Annotated element entries
--------

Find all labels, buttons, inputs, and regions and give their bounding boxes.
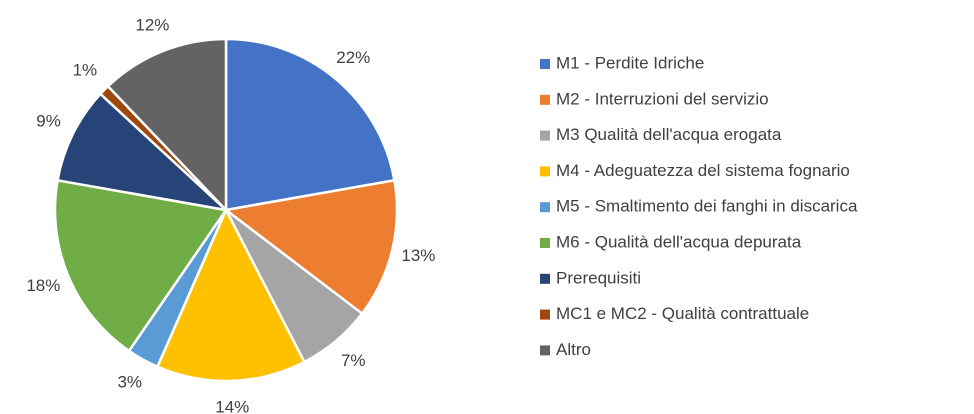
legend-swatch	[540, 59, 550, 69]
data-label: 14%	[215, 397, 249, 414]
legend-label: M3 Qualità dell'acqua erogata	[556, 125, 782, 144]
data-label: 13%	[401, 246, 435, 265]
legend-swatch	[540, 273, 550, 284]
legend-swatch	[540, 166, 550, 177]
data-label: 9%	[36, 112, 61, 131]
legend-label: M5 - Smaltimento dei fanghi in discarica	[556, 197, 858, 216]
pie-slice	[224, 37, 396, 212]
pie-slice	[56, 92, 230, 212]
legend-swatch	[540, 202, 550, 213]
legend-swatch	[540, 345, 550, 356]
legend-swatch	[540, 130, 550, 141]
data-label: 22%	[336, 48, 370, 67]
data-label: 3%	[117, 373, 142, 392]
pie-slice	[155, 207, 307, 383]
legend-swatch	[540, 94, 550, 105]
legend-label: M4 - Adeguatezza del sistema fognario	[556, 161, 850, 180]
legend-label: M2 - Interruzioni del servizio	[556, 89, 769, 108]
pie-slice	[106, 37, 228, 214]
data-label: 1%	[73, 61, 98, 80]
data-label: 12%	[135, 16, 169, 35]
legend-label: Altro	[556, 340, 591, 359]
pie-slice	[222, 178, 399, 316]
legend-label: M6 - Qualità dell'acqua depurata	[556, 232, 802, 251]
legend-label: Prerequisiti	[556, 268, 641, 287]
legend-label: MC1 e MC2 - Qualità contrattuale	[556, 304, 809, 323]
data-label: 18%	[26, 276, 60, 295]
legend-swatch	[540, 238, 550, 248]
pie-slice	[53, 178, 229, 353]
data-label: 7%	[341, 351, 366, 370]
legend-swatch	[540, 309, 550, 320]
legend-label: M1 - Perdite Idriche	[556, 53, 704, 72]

--------

What to produce =
Copy every line of the items above word for word, leaving out the pictures.

The result =
Find all labels, buttons, inputs, and regions and give their bounding boxes.
legend-swatch	[540, 59, 550, 69]
data-label: 14%	[215, 397, 249, 414]
legend-label: M3 Qualità dell'acqua erogata	[556, 125, 782, 144]
data-label: 13%	[401, 246, 435, 265]
legend-swatch	[540, 273, 550, 284]
legend-swatch	[540, 166, 550, 177]
data-label: 9%	[36, 112, 61, 131]
legend-label: M5 - Smaltimento dei fanghi in discarica	[556, 197, 858, 216]
pie-slice	[224, 37, 396, 212]
pie-slice	[56, 92, 230, 212]
legend-swatch	[540, 202, 550, 213]
legend-swatch	[540, 345, 550, 356]
legend-swatch	[540, 130, 550, 141]
data-label: 22%	[336, 48, 370, 67]
data-label: 3%	[117, 373, 142, 392]
pie-slice	[155, 207, 307, 383]
legend-swatch	[540, 94, 550, 105]
legend-label: M4 - Adeguatezza del sistema fognario	[556, 161, 850, 180]
legend-label: M2 - Interruzioni del servizio	[556, 89, 769, 108]
pie-slice	[106, 37, 228, 214]
data-label: 1%	[73, 61, 98, 80]
data-label: 12%	[135, 16, 169, 35]
legend-label: Altro	[556, 340, 591, 359]
pie-slice	[222, 178, 399, 316]
legend-label: M6 - Qualità dell'acqua depurata	[556, 232, 802, 251]
legend-label: Prerequisiti	[556, 268, 641, 287]
legend-label: MC1 e MC2 - Qualità contrattuale	[556, 304, 809, 323]
data-label: 18%	[26, 276, 60, 295]
legend-swatch	[540, 238, 550, 248]
pie-slice	[53, 178, 229, 353]
data-label: 7%	[341, 351, 366, 370]
legend-swatch	[540, 309, 550, 320]
legend-label: M1 - Perdite Idriche	[556, 53, 704, 72]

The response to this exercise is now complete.